▶ **Supplied material**
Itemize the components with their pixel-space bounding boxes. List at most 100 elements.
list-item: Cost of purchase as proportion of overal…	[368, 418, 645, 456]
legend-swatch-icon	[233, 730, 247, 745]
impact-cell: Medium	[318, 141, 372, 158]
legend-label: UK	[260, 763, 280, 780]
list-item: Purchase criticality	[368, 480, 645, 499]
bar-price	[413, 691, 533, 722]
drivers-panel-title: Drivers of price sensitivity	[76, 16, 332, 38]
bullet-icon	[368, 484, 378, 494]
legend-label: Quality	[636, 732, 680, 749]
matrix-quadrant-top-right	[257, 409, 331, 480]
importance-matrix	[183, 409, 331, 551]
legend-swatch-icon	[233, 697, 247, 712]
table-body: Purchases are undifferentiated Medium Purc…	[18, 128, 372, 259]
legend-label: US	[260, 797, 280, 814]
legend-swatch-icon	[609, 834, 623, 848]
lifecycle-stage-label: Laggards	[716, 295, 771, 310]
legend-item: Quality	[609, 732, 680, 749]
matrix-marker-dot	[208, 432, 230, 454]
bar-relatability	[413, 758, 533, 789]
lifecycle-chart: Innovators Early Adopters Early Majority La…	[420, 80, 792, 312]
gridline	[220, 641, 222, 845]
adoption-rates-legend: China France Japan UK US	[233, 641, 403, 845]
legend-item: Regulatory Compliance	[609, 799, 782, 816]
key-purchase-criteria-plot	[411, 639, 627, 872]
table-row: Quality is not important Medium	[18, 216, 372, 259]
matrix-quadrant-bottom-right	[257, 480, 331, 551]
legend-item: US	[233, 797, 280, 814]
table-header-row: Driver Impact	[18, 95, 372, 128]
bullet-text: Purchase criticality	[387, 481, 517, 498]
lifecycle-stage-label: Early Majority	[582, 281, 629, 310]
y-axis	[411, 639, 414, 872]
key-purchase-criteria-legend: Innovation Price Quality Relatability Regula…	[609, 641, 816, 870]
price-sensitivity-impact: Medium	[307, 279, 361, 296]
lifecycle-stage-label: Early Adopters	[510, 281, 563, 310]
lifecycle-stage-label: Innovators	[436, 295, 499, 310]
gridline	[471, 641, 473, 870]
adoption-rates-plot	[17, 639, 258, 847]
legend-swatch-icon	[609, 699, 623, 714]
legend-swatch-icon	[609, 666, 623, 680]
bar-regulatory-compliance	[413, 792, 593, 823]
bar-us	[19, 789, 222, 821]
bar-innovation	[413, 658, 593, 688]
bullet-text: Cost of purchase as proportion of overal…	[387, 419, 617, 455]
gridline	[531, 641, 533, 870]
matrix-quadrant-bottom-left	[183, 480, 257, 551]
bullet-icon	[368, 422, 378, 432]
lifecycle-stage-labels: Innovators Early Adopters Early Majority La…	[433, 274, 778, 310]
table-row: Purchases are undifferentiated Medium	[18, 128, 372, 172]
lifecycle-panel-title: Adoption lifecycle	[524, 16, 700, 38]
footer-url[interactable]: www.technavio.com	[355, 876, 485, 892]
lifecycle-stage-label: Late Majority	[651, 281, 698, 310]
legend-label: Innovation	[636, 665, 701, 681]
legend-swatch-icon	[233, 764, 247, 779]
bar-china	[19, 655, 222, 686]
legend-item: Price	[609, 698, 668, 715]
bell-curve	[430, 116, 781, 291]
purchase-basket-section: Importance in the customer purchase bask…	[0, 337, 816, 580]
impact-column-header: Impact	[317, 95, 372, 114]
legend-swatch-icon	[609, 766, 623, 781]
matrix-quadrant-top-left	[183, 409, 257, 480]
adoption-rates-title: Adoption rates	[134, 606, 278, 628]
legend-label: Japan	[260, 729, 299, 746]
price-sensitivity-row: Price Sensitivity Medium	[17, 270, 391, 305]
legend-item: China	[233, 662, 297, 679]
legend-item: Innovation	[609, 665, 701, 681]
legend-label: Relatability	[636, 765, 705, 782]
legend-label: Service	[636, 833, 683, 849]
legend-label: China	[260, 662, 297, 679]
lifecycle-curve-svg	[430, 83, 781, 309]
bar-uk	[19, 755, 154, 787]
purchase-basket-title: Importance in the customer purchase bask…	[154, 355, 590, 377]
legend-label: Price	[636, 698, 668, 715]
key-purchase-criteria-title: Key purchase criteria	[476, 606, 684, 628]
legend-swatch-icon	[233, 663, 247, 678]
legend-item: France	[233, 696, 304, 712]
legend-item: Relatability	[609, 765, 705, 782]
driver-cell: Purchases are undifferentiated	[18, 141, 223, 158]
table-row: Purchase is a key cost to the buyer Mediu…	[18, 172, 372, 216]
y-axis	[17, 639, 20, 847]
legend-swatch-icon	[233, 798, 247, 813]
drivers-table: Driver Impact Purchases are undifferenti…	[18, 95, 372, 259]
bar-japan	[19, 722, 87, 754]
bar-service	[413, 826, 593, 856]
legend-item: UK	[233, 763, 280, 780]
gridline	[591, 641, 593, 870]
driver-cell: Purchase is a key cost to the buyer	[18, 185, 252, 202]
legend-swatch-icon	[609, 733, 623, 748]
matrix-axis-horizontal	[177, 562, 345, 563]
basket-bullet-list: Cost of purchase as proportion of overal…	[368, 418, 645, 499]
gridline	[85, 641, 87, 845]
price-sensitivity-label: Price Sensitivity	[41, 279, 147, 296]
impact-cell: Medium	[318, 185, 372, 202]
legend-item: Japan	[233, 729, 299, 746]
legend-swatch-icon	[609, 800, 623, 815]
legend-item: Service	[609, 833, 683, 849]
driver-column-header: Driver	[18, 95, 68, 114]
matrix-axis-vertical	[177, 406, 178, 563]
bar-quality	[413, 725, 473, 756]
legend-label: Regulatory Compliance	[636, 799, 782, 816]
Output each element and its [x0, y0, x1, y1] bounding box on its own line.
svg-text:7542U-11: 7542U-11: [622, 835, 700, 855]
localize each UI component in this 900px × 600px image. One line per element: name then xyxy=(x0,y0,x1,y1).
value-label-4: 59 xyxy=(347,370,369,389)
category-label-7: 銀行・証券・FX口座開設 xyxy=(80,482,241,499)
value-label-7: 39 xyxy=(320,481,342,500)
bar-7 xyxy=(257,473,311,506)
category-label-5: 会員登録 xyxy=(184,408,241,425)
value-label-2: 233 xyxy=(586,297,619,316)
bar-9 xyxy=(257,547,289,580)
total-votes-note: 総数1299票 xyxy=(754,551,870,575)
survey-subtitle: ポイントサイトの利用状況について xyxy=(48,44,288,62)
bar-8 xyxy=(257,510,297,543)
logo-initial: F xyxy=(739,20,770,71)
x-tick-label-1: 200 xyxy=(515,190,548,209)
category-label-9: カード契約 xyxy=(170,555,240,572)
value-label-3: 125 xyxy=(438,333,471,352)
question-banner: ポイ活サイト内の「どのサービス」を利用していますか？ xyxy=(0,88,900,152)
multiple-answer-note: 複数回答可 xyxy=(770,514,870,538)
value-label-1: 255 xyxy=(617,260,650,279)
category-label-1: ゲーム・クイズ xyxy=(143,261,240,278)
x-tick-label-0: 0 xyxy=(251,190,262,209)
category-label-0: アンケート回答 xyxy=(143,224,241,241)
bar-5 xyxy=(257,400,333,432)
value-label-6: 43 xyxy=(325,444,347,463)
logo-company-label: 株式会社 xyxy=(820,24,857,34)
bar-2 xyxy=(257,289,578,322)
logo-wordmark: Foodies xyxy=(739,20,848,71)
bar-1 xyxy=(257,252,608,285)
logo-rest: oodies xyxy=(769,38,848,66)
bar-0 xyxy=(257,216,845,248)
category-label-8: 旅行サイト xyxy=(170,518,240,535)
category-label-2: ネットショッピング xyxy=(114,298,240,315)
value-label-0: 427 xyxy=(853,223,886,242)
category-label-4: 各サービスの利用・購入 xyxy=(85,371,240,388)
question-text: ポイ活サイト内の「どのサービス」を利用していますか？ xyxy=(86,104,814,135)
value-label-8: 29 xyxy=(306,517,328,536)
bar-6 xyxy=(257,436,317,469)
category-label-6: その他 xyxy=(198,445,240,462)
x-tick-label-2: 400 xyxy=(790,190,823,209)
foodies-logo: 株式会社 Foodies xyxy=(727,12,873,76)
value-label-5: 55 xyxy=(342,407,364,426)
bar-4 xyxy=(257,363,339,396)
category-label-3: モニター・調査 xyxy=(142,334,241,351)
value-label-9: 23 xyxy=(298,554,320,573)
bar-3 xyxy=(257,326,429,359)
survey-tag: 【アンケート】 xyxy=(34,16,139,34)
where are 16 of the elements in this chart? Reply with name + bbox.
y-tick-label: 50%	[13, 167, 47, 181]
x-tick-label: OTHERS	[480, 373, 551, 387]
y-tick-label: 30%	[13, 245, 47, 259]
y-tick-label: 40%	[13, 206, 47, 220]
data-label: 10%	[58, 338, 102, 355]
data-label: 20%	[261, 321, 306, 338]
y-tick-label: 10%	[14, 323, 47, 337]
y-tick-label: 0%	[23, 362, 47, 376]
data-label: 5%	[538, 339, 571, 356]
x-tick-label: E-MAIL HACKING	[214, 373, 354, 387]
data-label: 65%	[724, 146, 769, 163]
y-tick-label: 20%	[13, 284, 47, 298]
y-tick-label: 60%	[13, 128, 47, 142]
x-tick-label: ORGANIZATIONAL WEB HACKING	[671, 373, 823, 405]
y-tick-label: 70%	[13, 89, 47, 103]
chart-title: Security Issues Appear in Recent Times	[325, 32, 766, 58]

▶ **Written task**
Pull out every line in the rows above that contains the string "question", and copy each one in full.

▶ **Answer to this task**
question-banner: ポイ活サイト内の「どのサービス」を利用していますか？ xyxy=(0,88,900,152)
question-text: ポイ活サイト内の「どのサービス」を利用していますか？ xyxy=(86,104,814,135)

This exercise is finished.